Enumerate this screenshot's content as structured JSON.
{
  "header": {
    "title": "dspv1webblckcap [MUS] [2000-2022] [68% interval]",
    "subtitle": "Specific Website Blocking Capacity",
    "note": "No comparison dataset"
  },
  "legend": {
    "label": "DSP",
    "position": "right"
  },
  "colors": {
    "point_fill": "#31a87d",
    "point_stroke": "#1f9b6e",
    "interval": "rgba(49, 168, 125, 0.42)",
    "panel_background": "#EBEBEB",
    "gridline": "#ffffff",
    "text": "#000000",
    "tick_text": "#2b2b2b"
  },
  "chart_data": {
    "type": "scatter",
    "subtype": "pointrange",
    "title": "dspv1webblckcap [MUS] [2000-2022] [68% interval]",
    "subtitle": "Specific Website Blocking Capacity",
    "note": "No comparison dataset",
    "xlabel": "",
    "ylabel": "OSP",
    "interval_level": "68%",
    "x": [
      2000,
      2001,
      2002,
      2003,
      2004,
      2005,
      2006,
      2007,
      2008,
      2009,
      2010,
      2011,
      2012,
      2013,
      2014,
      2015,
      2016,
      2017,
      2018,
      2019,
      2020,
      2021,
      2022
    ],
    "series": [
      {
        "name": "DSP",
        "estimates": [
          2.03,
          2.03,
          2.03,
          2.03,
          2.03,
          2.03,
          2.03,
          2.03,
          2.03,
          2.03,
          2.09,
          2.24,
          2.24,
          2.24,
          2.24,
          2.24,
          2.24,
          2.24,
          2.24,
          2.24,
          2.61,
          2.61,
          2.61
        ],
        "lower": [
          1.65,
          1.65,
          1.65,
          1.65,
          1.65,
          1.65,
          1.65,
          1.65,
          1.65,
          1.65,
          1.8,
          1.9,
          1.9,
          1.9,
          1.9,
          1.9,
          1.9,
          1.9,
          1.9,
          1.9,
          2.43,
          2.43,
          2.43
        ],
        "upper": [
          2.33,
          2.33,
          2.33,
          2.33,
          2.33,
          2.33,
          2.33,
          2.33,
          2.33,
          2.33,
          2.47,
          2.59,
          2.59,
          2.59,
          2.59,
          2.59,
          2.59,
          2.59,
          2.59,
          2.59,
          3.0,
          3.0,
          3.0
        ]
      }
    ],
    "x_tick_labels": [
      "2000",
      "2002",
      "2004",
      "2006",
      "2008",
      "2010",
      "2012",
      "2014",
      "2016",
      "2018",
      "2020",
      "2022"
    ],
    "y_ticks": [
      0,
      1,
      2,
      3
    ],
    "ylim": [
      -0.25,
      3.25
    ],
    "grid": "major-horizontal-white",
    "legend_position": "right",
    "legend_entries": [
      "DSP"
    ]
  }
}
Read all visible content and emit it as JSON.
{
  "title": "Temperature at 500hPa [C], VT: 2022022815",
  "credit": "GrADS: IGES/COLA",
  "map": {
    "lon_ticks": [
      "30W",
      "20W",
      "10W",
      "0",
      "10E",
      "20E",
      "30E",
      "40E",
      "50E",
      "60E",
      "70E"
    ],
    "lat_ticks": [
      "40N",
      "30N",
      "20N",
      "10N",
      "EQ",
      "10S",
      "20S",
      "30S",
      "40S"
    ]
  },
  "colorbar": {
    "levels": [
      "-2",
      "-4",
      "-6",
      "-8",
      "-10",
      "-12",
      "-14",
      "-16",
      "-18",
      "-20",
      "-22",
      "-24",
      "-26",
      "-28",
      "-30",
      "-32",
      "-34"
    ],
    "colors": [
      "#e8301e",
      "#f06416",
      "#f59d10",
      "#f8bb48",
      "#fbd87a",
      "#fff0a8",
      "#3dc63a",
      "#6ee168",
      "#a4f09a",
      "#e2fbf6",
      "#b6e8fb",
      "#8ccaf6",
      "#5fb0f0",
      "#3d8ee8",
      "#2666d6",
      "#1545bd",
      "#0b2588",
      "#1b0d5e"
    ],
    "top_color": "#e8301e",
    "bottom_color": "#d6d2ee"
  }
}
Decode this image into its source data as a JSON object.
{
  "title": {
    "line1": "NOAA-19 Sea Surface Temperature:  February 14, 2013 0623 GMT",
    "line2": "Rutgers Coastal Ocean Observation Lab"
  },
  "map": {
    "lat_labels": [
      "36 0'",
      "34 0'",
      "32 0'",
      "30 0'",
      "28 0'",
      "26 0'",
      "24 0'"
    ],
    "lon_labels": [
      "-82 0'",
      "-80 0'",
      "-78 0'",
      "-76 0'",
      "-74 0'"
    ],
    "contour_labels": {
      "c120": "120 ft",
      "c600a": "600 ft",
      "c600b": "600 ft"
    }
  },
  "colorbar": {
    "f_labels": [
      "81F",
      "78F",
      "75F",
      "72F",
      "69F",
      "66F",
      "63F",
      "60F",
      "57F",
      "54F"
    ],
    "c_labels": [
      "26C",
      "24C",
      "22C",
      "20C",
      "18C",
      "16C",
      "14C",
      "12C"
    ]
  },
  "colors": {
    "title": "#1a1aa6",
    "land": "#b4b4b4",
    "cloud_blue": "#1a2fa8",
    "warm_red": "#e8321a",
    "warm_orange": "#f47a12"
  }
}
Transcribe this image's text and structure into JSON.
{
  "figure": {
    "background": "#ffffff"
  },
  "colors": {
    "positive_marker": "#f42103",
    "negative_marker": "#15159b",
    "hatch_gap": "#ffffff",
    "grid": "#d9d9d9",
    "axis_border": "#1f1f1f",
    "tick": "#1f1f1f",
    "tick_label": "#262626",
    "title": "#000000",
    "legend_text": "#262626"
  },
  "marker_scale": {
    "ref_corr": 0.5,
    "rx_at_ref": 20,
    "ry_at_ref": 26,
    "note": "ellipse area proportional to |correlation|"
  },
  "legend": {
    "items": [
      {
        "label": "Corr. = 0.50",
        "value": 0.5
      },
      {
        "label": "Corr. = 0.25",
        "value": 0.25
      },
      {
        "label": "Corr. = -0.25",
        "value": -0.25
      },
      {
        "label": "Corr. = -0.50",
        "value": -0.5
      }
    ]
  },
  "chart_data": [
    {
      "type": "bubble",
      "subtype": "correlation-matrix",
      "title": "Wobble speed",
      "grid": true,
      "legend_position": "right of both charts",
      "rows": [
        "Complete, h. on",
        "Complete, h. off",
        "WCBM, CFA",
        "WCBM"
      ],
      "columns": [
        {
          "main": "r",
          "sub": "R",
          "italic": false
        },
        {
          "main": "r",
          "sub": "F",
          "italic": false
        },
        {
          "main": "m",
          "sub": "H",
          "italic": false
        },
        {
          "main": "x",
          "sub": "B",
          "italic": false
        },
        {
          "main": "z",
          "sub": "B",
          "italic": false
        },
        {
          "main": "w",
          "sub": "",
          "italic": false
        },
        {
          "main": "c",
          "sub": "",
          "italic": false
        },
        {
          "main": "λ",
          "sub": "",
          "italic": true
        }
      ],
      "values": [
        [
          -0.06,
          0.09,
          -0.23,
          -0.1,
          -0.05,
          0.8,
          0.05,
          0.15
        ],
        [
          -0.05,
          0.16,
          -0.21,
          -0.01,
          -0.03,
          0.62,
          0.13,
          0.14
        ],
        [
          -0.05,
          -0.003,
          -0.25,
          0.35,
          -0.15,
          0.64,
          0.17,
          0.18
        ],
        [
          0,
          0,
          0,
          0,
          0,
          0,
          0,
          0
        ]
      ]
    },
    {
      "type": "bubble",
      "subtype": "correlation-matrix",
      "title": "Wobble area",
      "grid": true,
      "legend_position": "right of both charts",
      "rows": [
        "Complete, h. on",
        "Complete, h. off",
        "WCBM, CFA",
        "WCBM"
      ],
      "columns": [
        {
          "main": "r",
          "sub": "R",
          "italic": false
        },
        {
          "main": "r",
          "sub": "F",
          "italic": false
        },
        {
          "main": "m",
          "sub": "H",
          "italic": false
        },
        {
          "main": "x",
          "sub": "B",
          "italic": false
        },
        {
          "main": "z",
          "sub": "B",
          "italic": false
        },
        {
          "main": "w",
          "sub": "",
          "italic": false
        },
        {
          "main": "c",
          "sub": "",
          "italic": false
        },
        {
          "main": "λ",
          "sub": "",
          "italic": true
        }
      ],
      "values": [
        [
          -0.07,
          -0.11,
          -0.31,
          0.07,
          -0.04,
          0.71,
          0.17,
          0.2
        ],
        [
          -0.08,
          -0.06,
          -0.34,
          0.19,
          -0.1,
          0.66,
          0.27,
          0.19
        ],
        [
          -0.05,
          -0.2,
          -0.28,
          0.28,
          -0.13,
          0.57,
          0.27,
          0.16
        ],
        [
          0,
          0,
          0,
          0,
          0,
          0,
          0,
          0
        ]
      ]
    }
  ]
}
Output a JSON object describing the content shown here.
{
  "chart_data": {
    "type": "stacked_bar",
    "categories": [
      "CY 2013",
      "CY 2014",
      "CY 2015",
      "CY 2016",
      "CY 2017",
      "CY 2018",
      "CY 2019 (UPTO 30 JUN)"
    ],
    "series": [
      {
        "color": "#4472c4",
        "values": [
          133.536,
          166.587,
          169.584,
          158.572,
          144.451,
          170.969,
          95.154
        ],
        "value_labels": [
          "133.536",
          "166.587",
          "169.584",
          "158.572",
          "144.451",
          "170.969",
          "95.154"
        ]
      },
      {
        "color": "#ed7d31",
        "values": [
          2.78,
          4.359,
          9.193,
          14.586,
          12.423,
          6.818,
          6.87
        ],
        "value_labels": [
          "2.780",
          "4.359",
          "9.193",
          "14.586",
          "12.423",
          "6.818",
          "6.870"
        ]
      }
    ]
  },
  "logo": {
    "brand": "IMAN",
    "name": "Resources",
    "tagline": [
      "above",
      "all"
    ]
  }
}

- _WHAT IS REQUIRED_
Copy out all lines from the material above that contain the string "ffffff".

- _THE COMPLETED TASK_
    "gridline": "#ffffff",
    "background": "#ffffff"
    "hatch_gap": "#ffffff",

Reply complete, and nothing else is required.